- PROBLEM REQUIREMENTS -
Output each line of the items below as a single numbered list, omitting blank lines and leaving out the pictures.

- ENTRIES SUPPLIED -

◆ ◆ ◆ ◆

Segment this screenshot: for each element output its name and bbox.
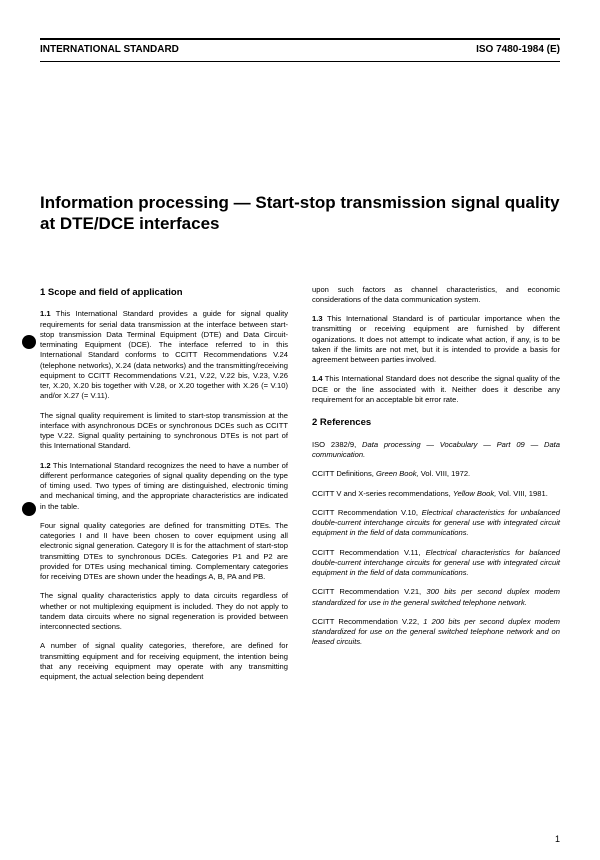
reference: CCITT Recommendation V.22, 1 200 bits pe… — [312, 617, 560, 648]
clause-1-2: 1.2 This International Standard recogniz… — [40, 461, 288, 512]
para: The signal quality requirement is limite… — [40, 411, 288, 452]
para: A number of signal quality categories, t… — [40, 641, 288, 682]
right-column: upon such factors as channel characteris… — [312, 285, 560, 692]
ref-title: Green Book, — [376, 469, 419, 478]
punch-dot-icon — [22, 335, 36, 349]
clause-text: This International Standard provides a g… — [40, 309, 288, 400]
reference: CCITT V and X-series recommendations, Ye… — [312, 489, 560, 499]
section-2-heading: 2 References — [312, 417, 560, 430]
reference: ISO 2382/9, Data processing — Vocabulary… — [312, 440, 560, 461]
para: upon such factors as channel characteris… — [312, 285, 560, 306]
reference: CCITT Recommendation V.21, 300 bits per … — [312, 587, 560, 608]
clause-text: This International Standard recognizes t… — [40, 461, 288, 511]
clause-num: 1.3 — [312, 314, 323, 323]
page-number: 1 — [555, 834, 560, 844]
section-1-heading: 1 Scope and field of application — [40, 287, 288, 300]
ref-text: CCITT Recommendation V.22, — [312, 617, 423, 626]
header-left: INTERNATIONAL STANDARD — [40, 44, 179, 55]
ref-text: CCITT Recommendation V.11, — [312, 548, 426, 557]
ref-text: CCITT Recommendation V.21, — [312, 587, 426, 596]
header-right: ISO 7480-1984 (E) — [476, 44, 560, 55]
reference: CCITT Recommendation V.11, Electrical ch… — [312, 548, 560, 579]
reference: CCITT Recommendation V.10, Electrical ch… — [312, 508, 560, 539]
left-column: 1 Scope and field of application 1.1 Thi… — [40, 285, 288, 692]
ref-title: Yellow Book, — [453, 489, 496, 498]
para: The signal quality characteristics apply… — [40, 591, 288, 632]
clause-num: 1.1 — [40, 309, 51, 318]
ref-text: Vol. VIII, 1972. — [419, 469, 471, 478]
body-columns: 1 Scope and field of application 1.1 Thi… — [40, 285, 560, 692]
ref-text: Vol. VIII, 1981. — [496, 489, 548, 498]
clause-1-4: 1.4 This International Standard does not… — [312, 374, 560, 405]
ref-text: CCITT V and X-series recommendations, — [312, 489, 453, 498]
top-rule — [40, 38, 560, 40]
para: Four signal quality categories are defin… — [40, 521, 288, 583]
clause-text: This International Standard is of partic… — [312, 314, 560, 364]
punch-dot-icon — [22, 502, 36, 516]
ref-text: CCITT Recommendation V.10, — [312, 508, 422, 517]
clause-text: This International Standard does not des… — [312, 374, 560, 404]
document-title: Information processing — Start-stop tran… — [40, 192, 560, 235]
clause-num: 1.4 — [312, 374, 323, 383]
reference: CCITT Definitions, Green Book, Vol. VIII… — [312, 469, 560, 479]
ref-text: CCITT Definitions, — [312, 469, 376, 478]
clause-num: 1.2 — [40, 461, 51, 470]
clause-1-1: 1.1 This International Standard provides… — [40, 309, 288, 401]
header-row: INTERNATIONAL STANDARD ISO 7480-1984 (E) — [40, 44, 560, 62]
ref-text: ISO 2382/9, — [312, 440, 362, 449]
clause-1-3: 1.3 This International Standard is of pa… — [312, 314, 560, 365]
title-block: Information processing — Start-stop tran… — [40, 192, 560, 235]
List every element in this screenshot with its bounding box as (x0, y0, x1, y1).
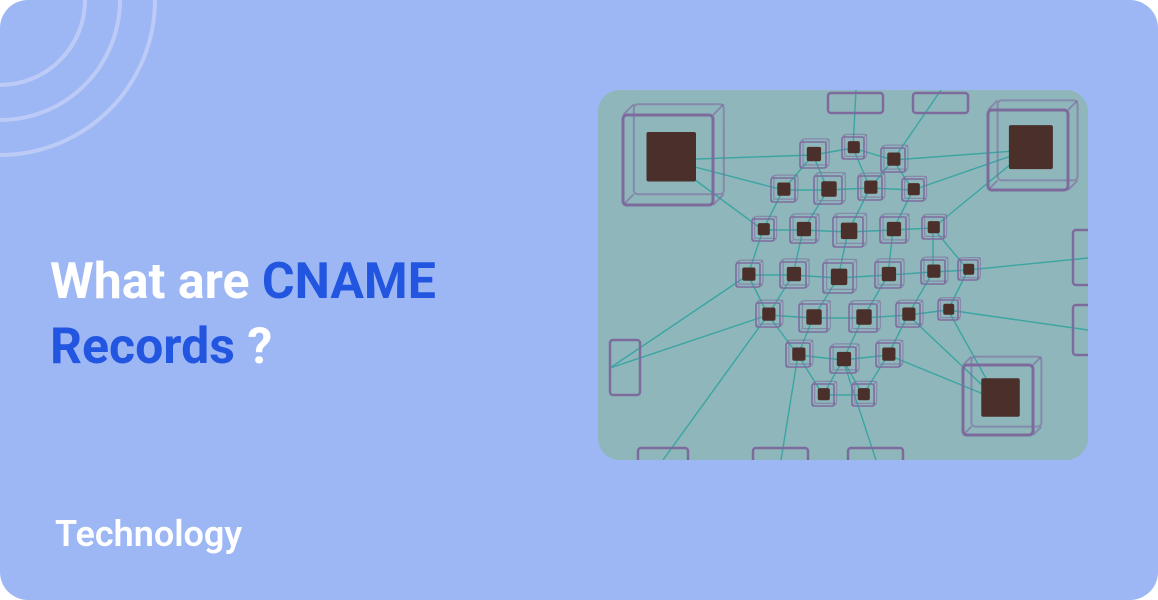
decorative-arcs (0, 0, 280, 280)
title-block: What are CNAME Records ? (50, 250, 570, 380)
network-illustration (598, 90, 1088, 460)
article-title: What are CNAME Records ? (50, 250, 570, 380)
title-prefix: What are (50, 253, 262, 311)
category-label: Technology (55, 513, 242, 555)
article-card: What are CNAME Records ? Technology (0, 0, 1158, 600)
title-suffix: ? (235, 318, 272, 376)
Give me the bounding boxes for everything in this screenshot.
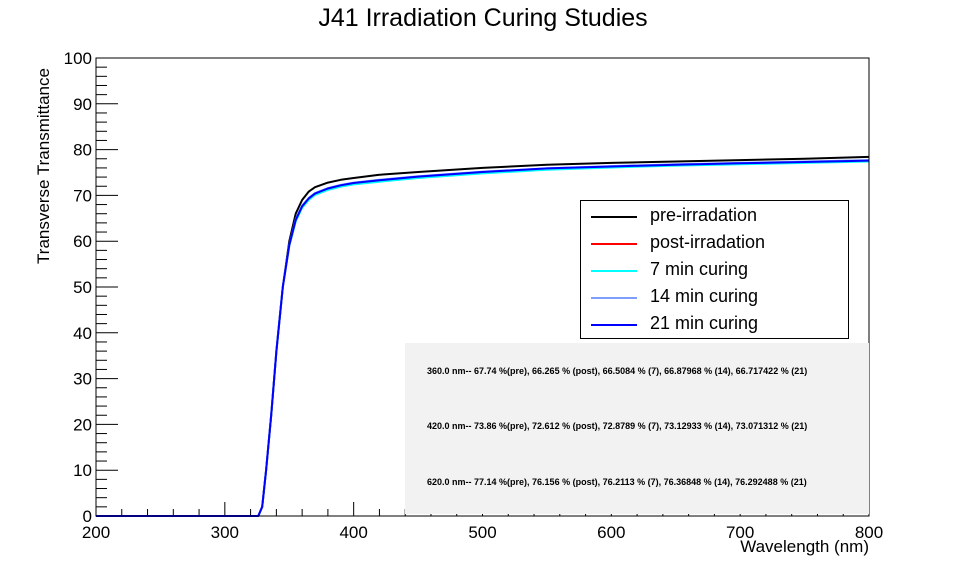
legend-label: post-irradation <box>650 232 766 252</box>
y-tick-label: 90 <box>73 95 92 114</box>
y-tick-label: 80 <box>73 141 92 160</box>
y-axis-label: Transverse Transmittance <box>34 68 53 264</box>
plot-frame <box>95 57 870 517</box>
legend-item-7-min-curing: 7 min curing <box>589 257 844 284</box>
legend-item-14-min-curing: 14 min curing <box>589 284 844 311</box>
legend-label: 14 min curing <box>650 286 759 306</box>
x-tick-label: 700 <box>726 523 754 542</box>
series-line-21-min-curing <box>96 159 870 517</box>
stat-line-360nm: 360.0 nm-- 67.74 %(pre), 66.265 % (post)… <box>427 366 808 376</box>
series-lines <box>96 155 870 517</box>
stat-line-420nm: 420.0 nm-- 73.86 %(pre), 72.612 % (post)… <box>427 421 808 431</box>
stats-box: 360.0 nm-- 67.74 %(pre), 66.265 % (post)… <box>405 343 869 514</box>
y-tick-label: 30 <box>73 370 92 389</box>
x-tick-label: 300 <box>211 523 239 542</box>
y-tick-label: 20 <box>73 415 92 434</box>
legend-swatch <box>591 216 637 218</box>
tick-labels: 200 300 400 500 600 700 800 0 10 20 30 40 50 60 70 80 90… <box>64 49 884 542</box>
y-tick-label: 60 <box>73 232 92 251</box>
x-tick-label: 400 <box>339 523 367 542</box>
legend-label: 21 min curing <box>650 313 759 333</box>
legend-label: 7 min curing <box>650 259 749 279</box>
x-tick-label: 200 <box>82 523 110 542</box>
legend-item-21-min-curing: 21 min curing <box>589 311 844 338</box>
legend-item-pre-irradation: pre-irradation <box>589 203 844 230</box>
legend-label: pre-irradation <box>650 205 758 225</box>
x-axis-label: Wavelength (nm) <box>740 537 869 556</box>
legend: pre-irradation post-irradation 7 min cur… <box>580 200 849 339</box>
stat-line-620nm: 620.0 nm-- 77.14 %(pre), 76.156 % (post)… <box>427 477 807 487</box>
y-tick-label: 50 <box>73 278 92 297</box>
y-tick-label: 40 <box>73 324 92 343</box>
legend-swatch <box>591 243 637 245</box>
y-tick-label: 10 <box>73 461 92 480</box>
legend-swatch <box>591 297 637 299</box>
chart-title: J41 Irradiation Curing Studies <box>318 4 648 32</box>
y-tick-label: 0 <box>83 507 92 526</box>
legend-swatch <box>591 270 637 272</box>
y-tick-label: 70 <box>73 186 92 205</box>
y-tick-label: 100 <box>64 49 92 68</box>
x-tick-label: 800 <box>855 523 883 542</box>
legend-item-post-irradation: post-irradation <box>589 230 844 257</box>
legend-swatch <box>591 324 637 326</box>
x-tick-label: 500 <box>468 523 496 542</box>
x-tick-label: 600 <box>597 523 625 542</box>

◆ ◆ ◆ ◆

- WORKED SOLUTION -
1. Segment this screenshot: for each element output its name and bbox.
2. reference: CCITT Recommendation V.22, 1 200 bits pe… — [312, 617, 560, 648]
3. clause-1-2: 1.2 This International Standard recogniz… — [40, 461, 288, 512]
4. para: The signal quality requirement is limite… — [40, 411, 288, 452]
5. para: A number of signal quality categories, t… — [40, 641, 288, 682]
6. right-column: upon such factors as channel characteris… — [312, 285, 560, 692]
7. ref-title: Green Book, — [376, 469, 419, 478]
8. punch-dot-icon — [22, 335, 36, 349]
9. clause-text: This International Standard provides a g… — [40, 309, 288, 400]
10. reference: CCITT V and X-series recommendations, Ye… — [312, 489, 560, 499]
11. section-2-heading: 2 References — [312, 417, 560, 430]
12. reference: ISO 2382/9, Data processing — Vocabulary… — [312, 440, 560, 461]
13. para: upon such factors as channel characteris… — [312, 285, 560, 306]
14. reference: CCITT Recommendation V.21, 300 bits per … — [312, 587, 560, 608]
15. clause-text: This International Standard recognizes t… — [40, 461, 288, 511]
16. clause-num: 1.3 — [312, 314, 323, 323]
17. page-number: 1 — [555, 834, 560, 844]
18. section-1-heading: 1 Scope and field of application — [40, 287, 288, 300]
19. ref-text: CCITT Recommendation V.22, — [312, 617, 423, 626]
20. header-left: INTERNATIONAL STANDARD — [40, 44, 179, 55]
21. ref-text: CCITT Recommendation V.11, — [312, 548, 426, 557]
22. ref-text: CCITT Recommendation V.21, — [312, 587, 426, 596]
23. header-right: ISO 7480-1984 (E) — [476, 44, 560, 55]
24. reference: CCITT Recommendation V.11, Electrical ch… — [312, 548, 560, 579]
25. reference: CCITT Recommendation V.10, Electrical ch… — [312, 508, 560, 539]
26. left-column: 1 Scope and field of application 1.1 Thi… — [40, 285, 288, 692]
27. ref-title: Yellow Book, — [453, 489, 496, 498]
28. para: The signal quality characteristics apply… — [40, 591, 288, 632]
29. clause-num: 1.1 — [40, 309, 51, 318]
30. ref-text: Vol. VIII, 1972. — [419, 469, 471, 478]
31. body-columns: 1 Scope and field of application 1.1 Thi… — [40, 285, 560, 692]
32. ref-text: Vol. VIII, 1981. — [496, 489, 548, 498]
33. clause-1-4: 1.4 This International Standard does not… — [312, 374, 560, 405]
34. ref-text: CCITT V and X-series recommendations, — [312, 489, 453, 498]
35. top-rule — [40, 38, 560, 40]
36. para: Four signal quality categories are defin… — [40, 521, 288, 583]
37. clause-text: This International Standard is of partic… — [312, 314, 560, 364]
38. punch-dot-icon — [22, 502, 36, 516]
39. ref-text: CCITT Recommendation V.10, — [312, 508, 422, 517]
40. clause-text: This International Standard does not des… — [312, 374, 560, 404]
41. document-title: Information processing — Start-stop tran… — [40, 192, 560, 235]
42. clause-num: 1.4 — [312, 374, 323, 383]
43. reference: CCITT Definitions, Green Book, Vol. VIII… — [312, 469, 560, 479]
44. ref-text: CCITT Definitions, — [312, 469, 376, 478]
45. clause-num: 1.2 — [40, 461, 51, 470]
46. clause-1-1: 1.1 This International Standard provides… — [40, 309, 288, 401]
47. header-row: INTERNATIONAL STANDARD ISO 7480-1984 (E) — [40, 44, 560, 62]
48. ref-text: ISO 2382/9, — [312, 440, 362, 449]
49. clause-1-3: 1.3 This International Standard is of pa… — [312, 314, 560, 365]
50. title-block: Information processing — Start-stop tran… — [40, 192, 560, 235]
51. List every element in this screenshot with its bounding box as (x0, y0, x1, y1).
52. decorative-arcs (0, 0, 280, 280)
53. title-block: What are CNAME Records ? (50, 250, 570, 380)
54. network-illustration (598, 90, 1088, 460)
55. article-title: What are CNAME Records ? (50, 250, 570, 380)
56. title-prefix: What are (50, 253, 262, 311)
57. category-label: Technology (55, 513, 242, 555)
58. article-card: What are CNAME Records ? Technology (0, 0, 1158, 600)
59. title-suffix: ? (235, 318, 272, 376)
60. Give me the bounding boxes for everything in this screenshot.
61. legend-label: post-irradation <box>650 232 766 252</box>
62. y-tick-label: 90 <box>73 95 92 114</box>
63. y-tick-label: 80 <box>73 141 92 160</box>
64. y-axis-label: Transverse Transmittance <box>34 68 53 264</box>
65. plot-frame <box>95 57 870 517</box>
66. legend-item-7-min-curing: 7 min curing <box>589 257 844 284</box>
67. legend-item-14-min-curing: 14 min curing <box>589 284 844 311</box>
68. legend-label: 14 min curing <box>650 286 759 306</box>
69. x-tick-label: 700 <box>726 523 754 542</box>
70. series-line-21-min-curing <box>96 159 870 517</box>
71. stat-line-360nm: 360.0 nm-- 67.74 %(pre), 66.265 % (post)… <box>427 366 808 376</box>
72. series-lines <box>96 155 870 517</box>
73. stat-line-420nm: 420.0 nm-- 73.86 %(pre), 72.612 % (post)… <box>427 421 808 431</box>
74. stats-box: 360.0 nm-- 67.74 %(pre), 66.265 % (post)… <box>405 343 869 514</box>
75. y-tick-label: 30 <box>73 370 92 389</box>
76. x-tick-label: 300 <box>211 523 239 542</box>
77. y-tick-label: 20 <box>73 415 92 434</box>
78. legend-swatch <box>591 216 637 218</box>
79. tick-labels: 200 300 400 500 600 700 800 0 10 20 30 40 50 60 70 80 90… <box>64 49 884 542</box>
80. y-tick-label: 60 <box>73 232 92 251</box>
81. x-tick-label: 400 <box>339 523 367 542</box>
82. legend-label: 21 min curing <box>650 313 759 333</box>
83. legend-label: 7 min curing <box>650 259 749 279</box>
84. x-tick-label: 200 <box>82 523 110 542</box>
85. legend-item-21-min-curing: 21 min curing <box>589 311 844 338</box>
86. legend-item-pre-irradation: pre-irradation <box>589 203 844 230</box>
87. legend-label: pre-irradation <box>650 205 758 225</box>
88. x-axis-label: Wavelength (nm) <box>740 537 869 556</box>
89. legend: pre-irradation post-irradation 7 min cur… <box>580 200 849 339</box>
90. stat-line-620nm: 620.0 nm-- 77.14 %(pre), 76.156 % (post)… <box>427 477 807 487</box>
91. y-tick-label: 50 <box>73 278 92 297</box>
92. y-tick-label: 40 <box>73 324 92 343</box>
93. legend-swatch <box>591 243 637 245</box>
94. y-tick-label: 10 <box>73 461 92 480</box>
95. legend-swatch <box>591 297 637 299</box>
96. chart-title: J41 Irradiation Curing Studies <box>318 4 648 32</box>
97. y-tick-label: 0 <box>83 507 92 526</box>
98. legend-swatch <box>591 270 637 272</box>
99. y-tick-label: 70 <box>73 186 92 205</box>
100. y-tick-label: 100 <box>64 49 92 68</box>
101. x-tick-label: 800 <box>855 523 883 542</box>
102. legend-item-post-irradation: post-irradation <box>589 230 844 257</box>
103. legend-swatch <box>591 324 637 326</box>
104. x-tick-label: 500 <box>468 523 496 542</box>
105. x-tick-label: 600 <box>597 523 625 542</box>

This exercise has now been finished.